Work to complete -
Can you pull out each line of the data below that includes the word "regime"?

Figure record extracts
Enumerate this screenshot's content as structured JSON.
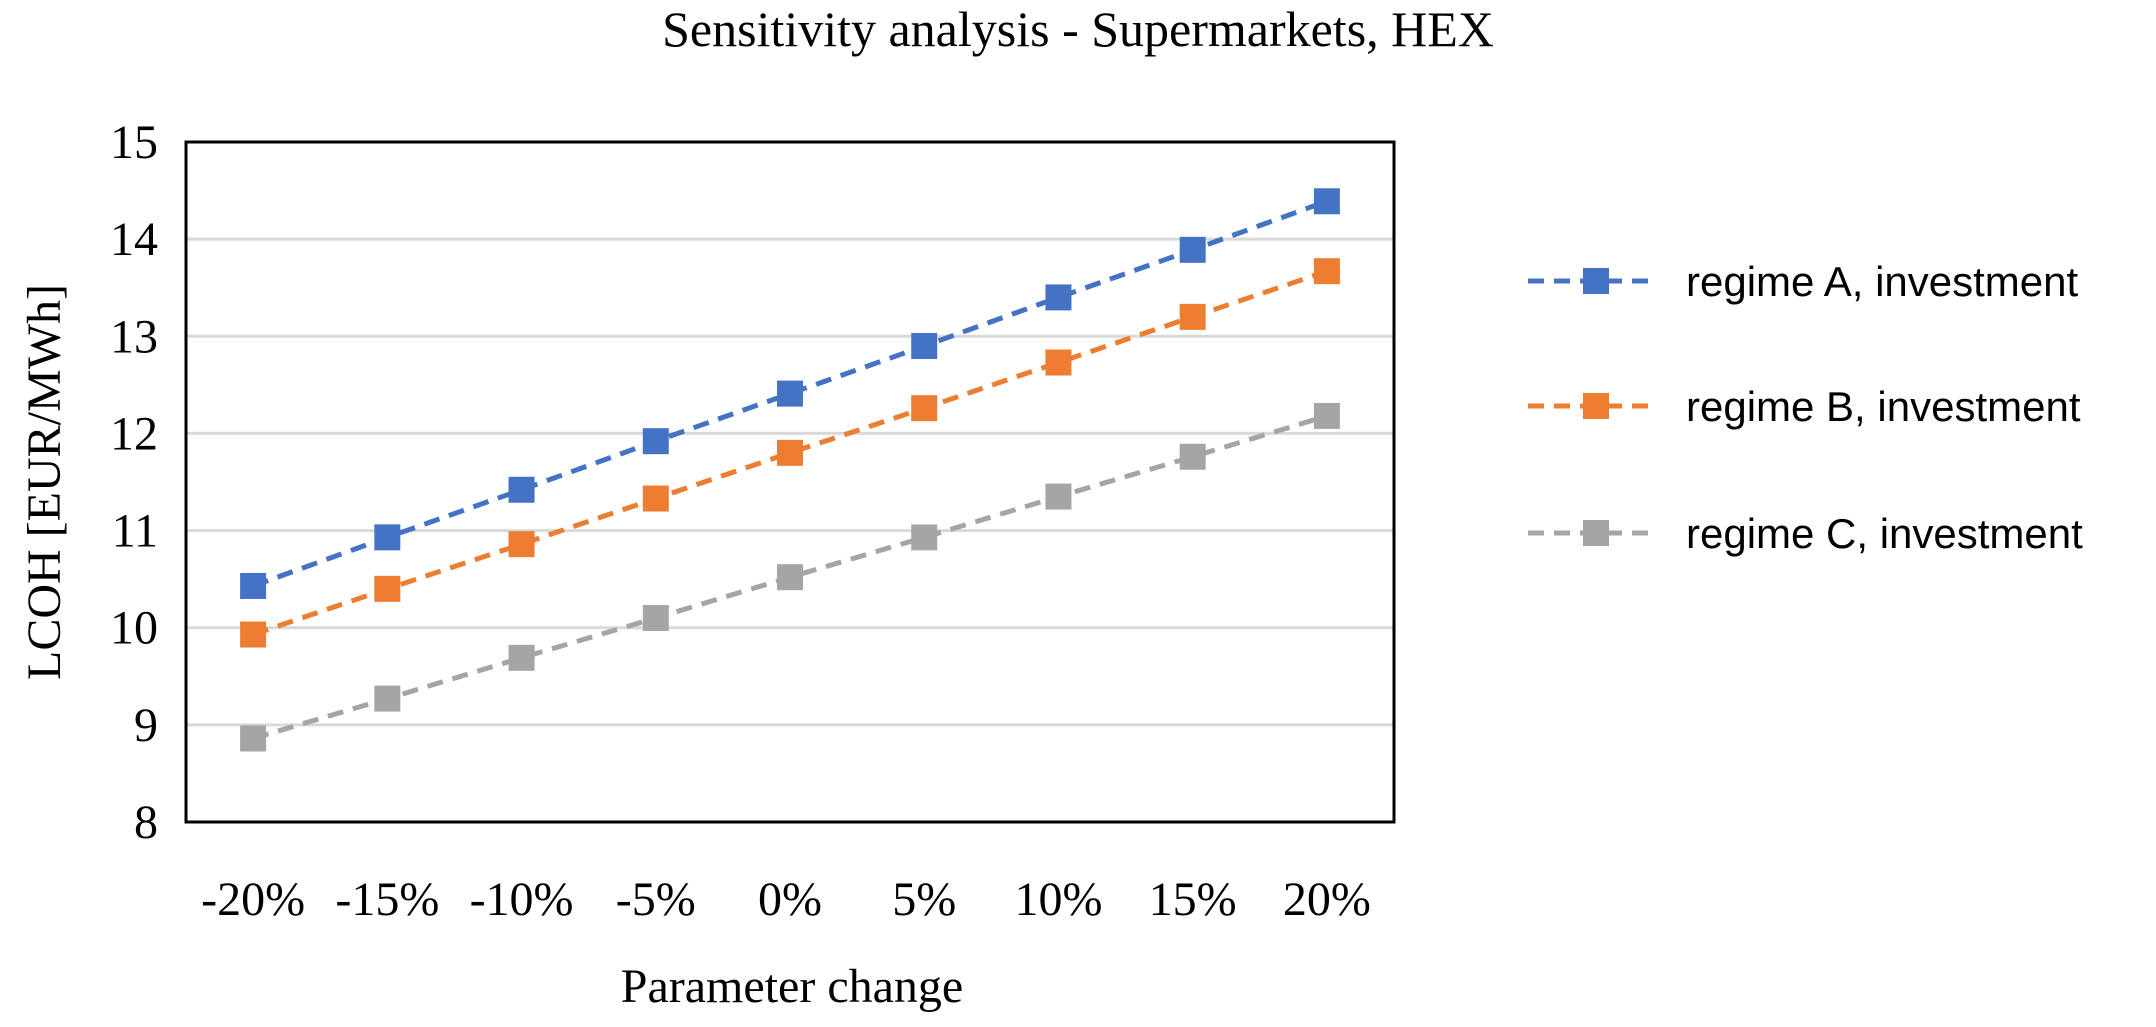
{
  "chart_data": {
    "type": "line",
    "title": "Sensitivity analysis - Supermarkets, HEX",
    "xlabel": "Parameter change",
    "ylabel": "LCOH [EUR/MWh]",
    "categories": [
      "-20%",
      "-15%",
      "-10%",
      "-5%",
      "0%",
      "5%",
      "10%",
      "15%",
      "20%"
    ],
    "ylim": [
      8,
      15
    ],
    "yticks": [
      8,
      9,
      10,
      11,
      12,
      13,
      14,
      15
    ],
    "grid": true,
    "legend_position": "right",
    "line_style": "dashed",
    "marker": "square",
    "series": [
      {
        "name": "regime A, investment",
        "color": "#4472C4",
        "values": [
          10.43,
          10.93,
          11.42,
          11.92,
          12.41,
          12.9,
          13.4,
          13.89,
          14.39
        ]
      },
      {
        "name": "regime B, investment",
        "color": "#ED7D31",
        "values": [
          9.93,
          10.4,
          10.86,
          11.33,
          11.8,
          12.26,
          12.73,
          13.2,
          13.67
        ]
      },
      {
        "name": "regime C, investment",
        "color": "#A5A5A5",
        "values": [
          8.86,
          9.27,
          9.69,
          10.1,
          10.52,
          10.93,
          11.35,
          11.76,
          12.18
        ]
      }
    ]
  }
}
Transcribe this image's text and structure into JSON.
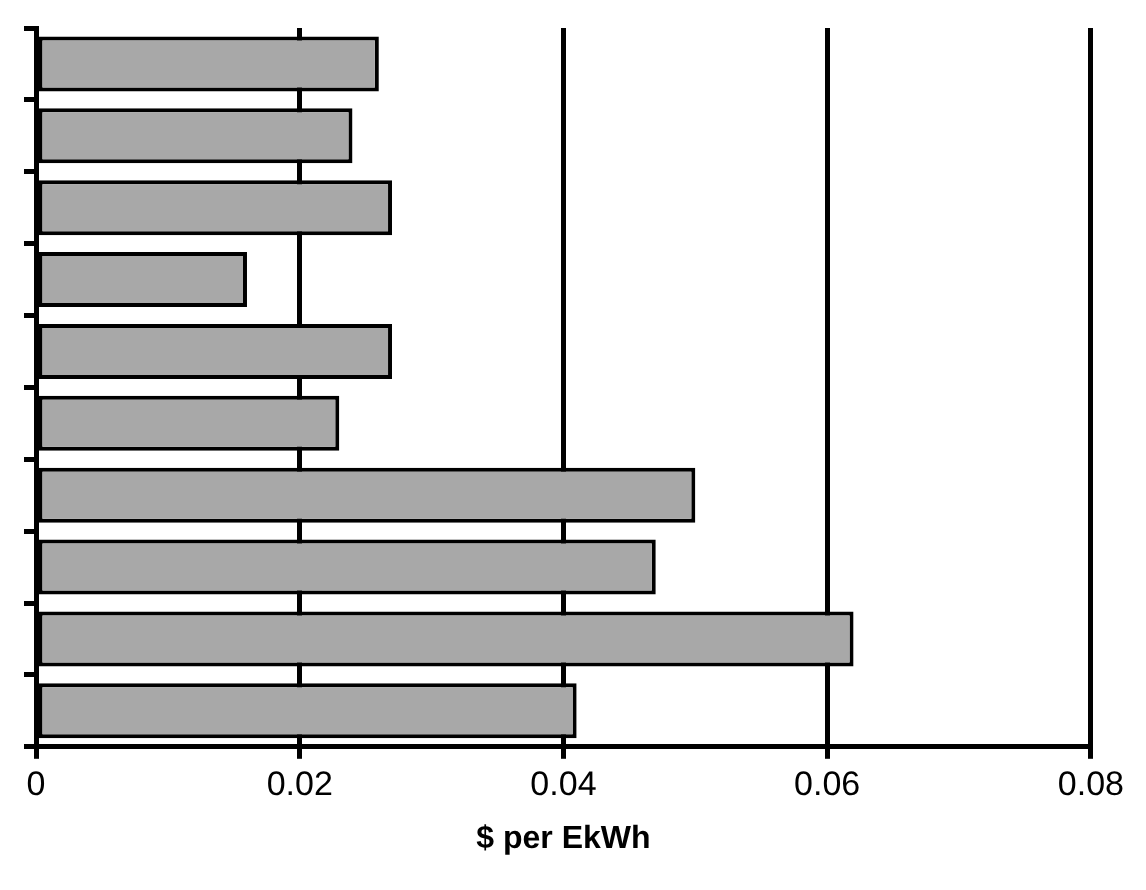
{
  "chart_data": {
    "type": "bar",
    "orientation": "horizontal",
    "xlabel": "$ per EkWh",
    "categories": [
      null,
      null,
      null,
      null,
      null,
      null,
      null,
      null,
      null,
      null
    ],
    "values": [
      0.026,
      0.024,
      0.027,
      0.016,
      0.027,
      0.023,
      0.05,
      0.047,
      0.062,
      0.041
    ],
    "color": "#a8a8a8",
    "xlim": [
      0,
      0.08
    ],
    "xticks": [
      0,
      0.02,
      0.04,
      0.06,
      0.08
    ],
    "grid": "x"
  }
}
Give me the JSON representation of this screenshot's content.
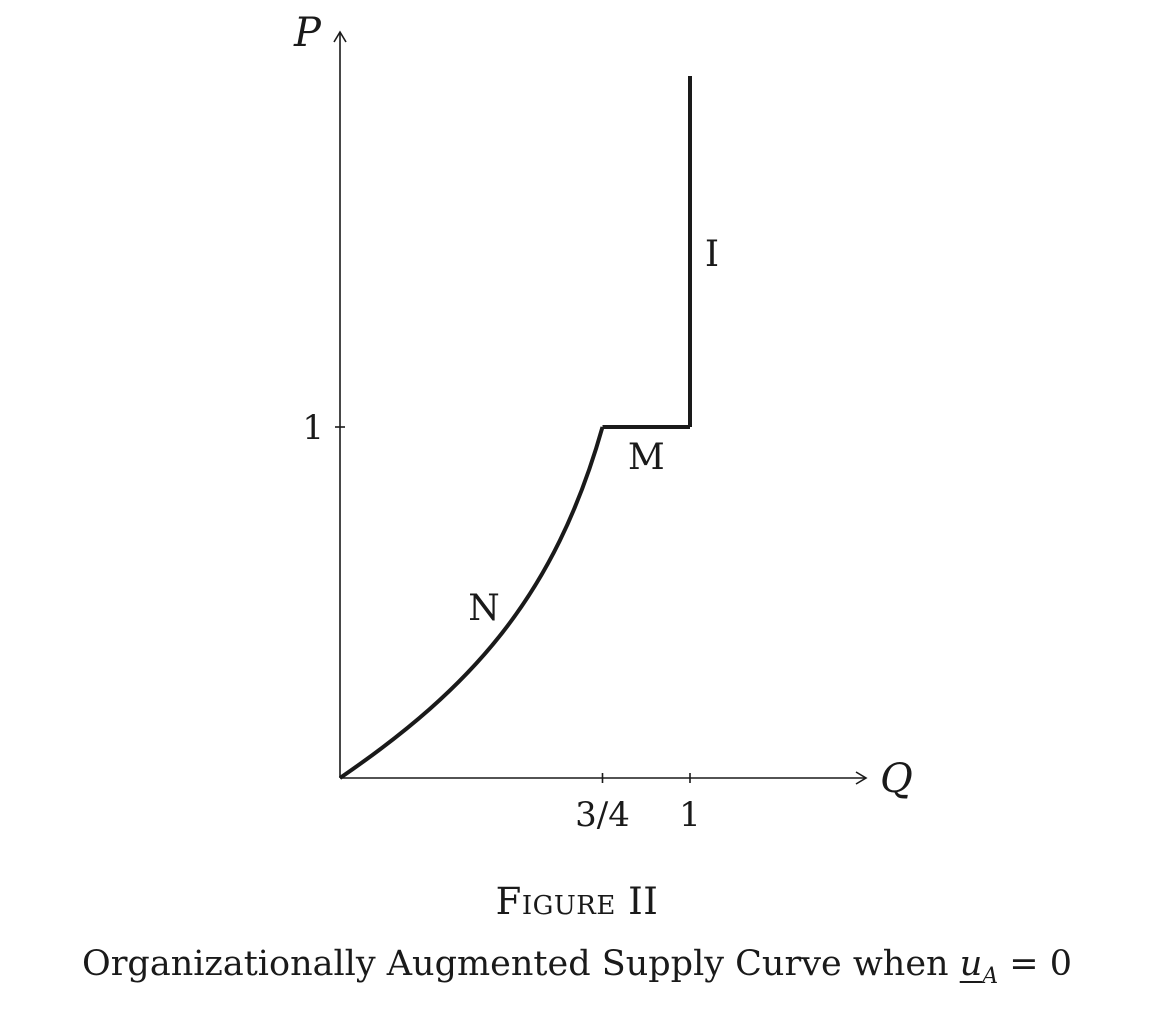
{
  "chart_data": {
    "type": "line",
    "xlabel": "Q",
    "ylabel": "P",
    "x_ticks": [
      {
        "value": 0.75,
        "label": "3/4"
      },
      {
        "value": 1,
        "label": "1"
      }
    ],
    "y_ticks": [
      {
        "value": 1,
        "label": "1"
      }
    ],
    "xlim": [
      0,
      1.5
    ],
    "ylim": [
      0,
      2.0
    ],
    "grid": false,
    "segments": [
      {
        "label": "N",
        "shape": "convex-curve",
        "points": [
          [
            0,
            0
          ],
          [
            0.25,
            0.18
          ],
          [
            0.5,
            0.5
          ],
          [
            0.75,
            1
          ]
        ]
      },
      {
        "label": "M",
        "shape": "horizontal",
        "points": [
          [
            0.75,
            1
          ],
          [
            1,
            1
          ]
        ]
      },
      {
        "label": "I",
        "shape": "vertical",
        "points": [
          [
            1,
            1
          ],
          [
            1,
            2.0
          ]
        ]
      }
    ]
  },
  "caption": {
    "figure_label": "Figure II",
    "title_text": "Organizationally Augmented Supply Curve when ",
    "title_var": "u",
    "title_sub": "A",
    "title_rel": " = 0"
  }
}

Result -
        "name": "regime A, investment",
        "name": "regime B, investment",
        "name": "regime C, investment",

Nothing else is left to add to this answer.